▸ Problem: What follows are records. Restate all of them word for word.

▸ Recorded information:

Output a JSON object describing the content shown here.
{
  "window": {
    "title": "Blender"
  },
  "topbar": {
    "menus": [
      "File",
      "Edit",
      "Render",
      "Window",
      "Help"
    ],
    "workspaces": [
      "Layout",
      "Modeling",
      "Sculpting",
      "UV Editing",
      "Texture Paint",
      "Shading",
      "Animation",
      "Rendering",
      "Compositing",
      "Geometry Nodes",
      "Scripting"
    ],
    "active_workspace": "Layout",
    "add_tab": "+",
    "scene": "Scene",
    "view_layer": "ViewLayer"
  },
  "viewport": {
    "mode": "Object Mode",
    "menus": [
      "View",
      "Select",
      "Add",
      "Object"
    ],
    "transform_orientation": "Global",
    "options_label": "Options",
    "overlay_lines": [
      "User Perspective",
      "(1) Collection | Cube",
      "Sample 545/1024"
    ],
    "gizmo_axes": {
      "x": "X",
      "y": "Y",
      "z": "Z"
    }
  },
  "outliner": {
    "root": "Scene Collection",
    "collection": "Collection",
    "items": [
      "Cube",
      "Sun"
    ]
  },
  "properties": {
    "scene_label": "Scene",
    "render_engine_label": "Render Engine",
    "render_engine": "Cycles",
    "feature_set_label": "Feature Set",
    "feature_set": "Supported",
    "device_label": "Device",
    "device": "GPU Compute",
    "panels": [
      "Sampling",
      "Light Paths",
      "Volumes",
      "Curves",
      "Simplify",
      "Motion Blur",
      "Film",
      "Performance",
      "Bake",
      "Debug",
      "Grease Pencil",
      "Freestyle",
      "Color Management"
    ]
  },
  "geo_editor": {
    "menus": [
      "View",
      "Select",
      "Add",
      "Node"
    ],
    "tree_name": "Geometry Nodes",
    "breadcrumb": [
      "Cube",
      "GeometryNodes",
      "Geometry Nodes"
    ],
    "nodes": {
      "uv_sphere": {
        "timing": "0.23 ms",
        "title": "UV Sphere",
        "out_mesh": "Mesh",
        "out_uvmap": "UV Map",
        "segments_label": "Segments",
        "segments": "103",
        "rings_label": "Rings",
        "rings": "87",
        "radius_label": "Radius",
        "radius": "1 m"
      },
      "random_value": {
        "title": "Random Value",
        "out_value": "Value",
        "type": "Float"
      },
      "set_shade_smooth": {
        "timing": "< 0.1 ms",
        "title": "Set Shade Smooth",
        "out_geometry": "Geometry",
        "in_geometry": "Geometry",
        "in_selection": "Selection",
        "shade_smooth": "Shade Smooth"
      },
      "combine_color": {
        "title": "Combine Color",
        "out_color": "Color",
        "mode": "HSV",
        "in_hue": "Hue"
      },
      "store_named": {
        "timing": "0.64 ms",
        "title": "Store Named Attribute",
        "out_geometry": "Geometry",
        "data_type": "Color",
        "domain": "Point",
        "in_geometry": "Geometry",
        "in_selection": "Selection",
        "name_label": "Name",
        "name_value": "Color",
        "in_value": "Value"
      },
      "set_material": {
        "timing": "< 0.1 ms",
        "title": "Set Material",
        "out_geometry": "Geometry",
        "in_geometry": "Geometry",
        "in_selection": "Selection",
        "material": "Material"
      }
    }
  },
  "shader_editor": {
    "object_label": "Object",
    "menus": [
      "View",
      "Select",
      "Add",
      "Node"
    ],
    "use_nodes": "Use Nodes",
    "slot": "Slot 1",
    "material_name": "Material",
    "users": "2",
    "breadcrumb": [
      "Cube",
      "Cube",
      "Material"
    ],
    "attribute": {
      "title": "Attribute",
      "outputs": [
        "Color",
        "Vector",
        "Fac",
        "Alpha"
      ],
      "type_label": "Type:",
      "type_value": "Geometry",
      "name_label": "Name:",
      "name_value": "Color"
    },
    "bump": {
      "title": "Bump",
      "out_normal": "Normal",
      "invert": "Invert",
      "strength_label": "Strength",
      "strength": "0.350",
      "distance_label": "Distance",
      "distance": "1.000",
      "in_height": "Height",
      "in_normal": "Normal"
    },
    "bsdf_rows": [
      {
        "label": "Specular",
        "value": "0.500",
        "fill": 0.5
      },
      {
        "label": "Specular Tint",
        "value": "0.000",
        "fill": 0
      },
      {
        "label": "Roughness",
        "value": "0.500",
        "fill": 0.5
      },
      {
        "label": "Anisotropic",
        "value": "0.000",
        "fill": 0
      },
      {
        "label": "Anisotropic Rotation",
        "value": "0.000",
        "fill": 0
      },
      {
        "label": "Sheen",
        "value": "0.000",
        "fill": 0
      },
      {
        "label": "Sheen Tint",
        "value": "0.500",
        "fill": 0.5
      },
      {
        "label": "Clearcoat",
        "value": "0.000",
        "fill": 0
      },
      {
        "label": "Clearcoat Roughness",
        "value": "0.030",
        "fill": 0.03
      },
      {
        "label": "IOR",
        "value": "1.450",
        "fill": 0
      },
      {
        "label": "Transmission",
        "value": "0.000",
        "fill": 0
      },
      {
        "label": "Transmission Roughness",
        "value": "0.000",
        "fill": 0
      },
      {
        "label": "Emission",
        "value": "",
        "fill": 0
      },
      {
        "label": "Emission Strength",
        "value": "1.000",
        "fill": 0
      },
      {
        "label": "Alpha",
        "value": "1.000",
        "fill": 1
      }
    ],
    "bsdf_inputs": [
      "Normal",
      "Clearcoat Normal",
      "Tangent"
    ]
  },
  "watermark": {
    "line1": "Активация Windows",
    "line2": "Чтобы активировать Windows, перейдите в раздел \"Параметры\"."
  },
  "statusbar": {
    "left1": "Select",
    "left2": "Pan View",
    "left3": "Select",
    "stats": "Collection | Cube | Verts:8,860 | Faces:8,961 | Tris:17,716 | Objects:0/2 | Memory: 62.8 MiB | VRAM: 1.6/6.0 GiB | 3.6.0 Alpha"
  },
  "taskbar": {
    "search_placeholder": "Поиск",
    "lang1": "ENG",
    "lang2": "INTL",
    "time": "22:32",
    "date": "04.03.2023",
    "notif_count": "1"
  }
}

▸ Solved problem:
Output a JSON object describing the content shown here.
{
  "window": {
    "title": "Blender"
  },
  "topbar": {
    "menus": [
      "File",
      "Edit",
      "Render",
      "Window",
      "Help"
    ],
    "workspaces": [
      "Layout",
      "Modeling",
      "Sculpting",
      "UV Editing",
      "Texture Paint",
      "Shading",
      "Animation",
      "Rendering",
      "Compositing",
      "Geometry Nodes",
      "Scripting"
    ],
    "active_workspace": "Layout",
    "add_tab": "+",
    "scene": "Scene",
    "view_layer": "ViewLayer"
  },
  "viewport": {
    "mode": "Object Mode",
    "menus": [
      "View",
      "Select",
      "Add",
      "Object"
    ],
    "transform_orientation": "Global",
    "options_label": "Options",
    "overlay_lines": [
      "User Perspective",
      "(1) Collection | Cube",
      "Sample 545/1024"
    ],
    "gizmo_axes": {
      "x": "X",
      "y": "Y",
      "z": "Z"
    }
  },
  "outliner": {
    "root": "Scene Collection",
    "collection": "Collection",
    "items": [
      "Cube",
      "Sun"
    ]
  },
  "properties": {
    "scene_label": "Scene",
    "render_engine_label": "Render Engine",
    "render_engine": "Cycles",
    "feature_set_label": "Feature Set",
    "feature_set": "Supported",
    "device_label": "Device",
    "device": "GPU Compute",
    "panels": [
      "Sampling",
      "Light Paths",
      "Volumes",
      "Curves",
      "Simplify",
      "Motion Blur",
      "Film",
      "Performance",
      "Bake",
      "Debug",
      "Grease Pencil",
      "Freestyle",
      "Color Management"
    ]
  },
  "geo_editor": {
    "menus": [
      "View",
      "Select",
      "Add",
      "Node"
    ],
    "tree_name": "Geometry Nodes",
    "breadcrumb": [
      "Cube",
      "GeometryNodes",
      "Geometry Nodes"
    ],
    "nodes": {
      "uv_sphere": {
        "timing": "0.23 ms",
        "title": "UV Sphere",
        "out_mesh": "Mesh",
        "out_uvmap": "UV Map",
        "segments_label": "Segments",
        "segments": "103",
        "rings_label": "Rings",
        "rings": "87",
        "radius_label": "Radius",
        "radius": "1 m"
      },
      "random_value": {
        "title": "Random Value",
        "out_value": "Value",
        "type": "Float"
      },
      "set_shade_smooth": {
        "timing": "< 0.1 ms",
        "title": "Set Shade Smooth",
        "out_geometry": "Geometry",
        "in_geometry": "Geometry",
        "in_selection": "Selection",
        "shade_smooth": "Shade Smooth"
      },
      "combine_color": {
        "title": "Combine Color",
        "out_color": "Color",
        "mode": "HSV",
        "in_hue": "Hue"
      },
      "store_named": {
        "timing": "0.64 ms",
        "title": "Store Named Attribute",
        "out_geometry": "Geometry",
        "data_type": "Color",
        "domain": "Point",
        "in_geometry": "Geometry",
        "in_selection": "Selection",
        "name_label": "Name",
        "name_value": "Color",
        "in_value": "Value"
      },
      "set_material": {
        "timing": "< 0.1 ms",
        "title": "Set Material",
        "out_geometry": "Geometry",
        "in_geometry": "Geometry",
        "in_selection": "Selection",
        "material": "Material"
      }
    }
  },
  "shader_editor": {
    "object_label": "Object",
    "menus": [
      "View",
      "Select",
      "Add",
      "Node"
    ],
    "use_nodes": "Use Nodes",
    "slot": "Slot 1",
    "material_name": "Material",
    "users": "2",
    "breadcrumb": [
      "Cube",
      "Cube",
      "Material"
    ],
    "attribute": {
      "title": "Attribute",
      "outputs": [
        "Color",
        "Vector",
        "Fac",
        "Alpha"
      ],
      "type_label": "Type:",
      "type_value": "Geometry",
      "name_label": "Name:",
      "name_value": "Color"
    },
    "bump": {
      "title": "Bump",
      "out_normal": "Normal",
      "invert": "Invert",
      "strength_label": "Strength",
      "strength": "0.350",
      "distance_label": "Distance",
      "distance": "1.000",
      "in_height": "Height",
      "in_normal": "Normal"
    },
    "bsdf_rows": [
      {
        "label": "Specular",
        "value": "0.500",
        "fill": 0.5
      },
      {
        "label": "Specular Tint",
        "value": "0.000",
        "fill": 0
      },
      {
        "label": "Roughness",
        "value": "0.500",
        "fill": 0.5
      },
      {
        "label": "Anisotropic",
        "value": "0.000",
        "fill": 0
      },
      {
        "label": "Anisotropic Rotation",
        "value": "0.000",
        "fill": 0
      },
      {
        "label": "Sheen",
        "value": "0.000",
        "fill": 0
      },
      {
        "label": "Sheen Tint",
        "value": "0.500",
        "fill": 0.5
      },
      {
        "label": "Clearcoat",
        "value": "0.000",
        "fill": 0
      },
      {
        "label": "Clearcoat Roughness",
        "value": "0.030",
        "fill": 0.03
      },
      {
        "label": "IOR",
        "value": "1.450",
        "fill": 0
      },
      {
        "label": "Transmission",
        "value": "0.000",
        "fill": 0
      },
      {
        "label": "Transmission Roughness",
        "value": "0.000",
        "fill": 0
      },
      {
        "label": "Emission",
        "value": "",
        "fill": 0
      },
      {
        "label": "Emission Strength",
        "value": "1.000",
        "fill": 0
      },
      {
        "label": "Alpha",
        "value": "1.000",
        "fill": 1
      }
    ],
    "bsdf_inputs": [
      "Normal",
      "Clearcoat Normal",
      "Tangent"
    ]
  },
  "watermark": {
    "line1": "Активация Windows",
    "line2": "Чтобы активировать Windows, перейдите в раздел \"Параметры\"."
  },
  "statusbar": {
    "left1": "Select",
    "left2": "Pan View",
    "left3": "Select",
    "stats": "Collection | Cube | Verts:8,860 | Faces:8,961 | Tris:17,716 | Objects:0/2 | Memory: 62.8 MiB | VRAM: 1.6/6.0 GiB | 3.6.0 Alpha"
  },
  "taskbar": {
    "search_placeholder": "Поиск",
    "lang1": "ENG",
    "lang2": "INTL",
    "time": "22:32",
    "date": "04.03.2023",
    "notif_count": "1"
  }
}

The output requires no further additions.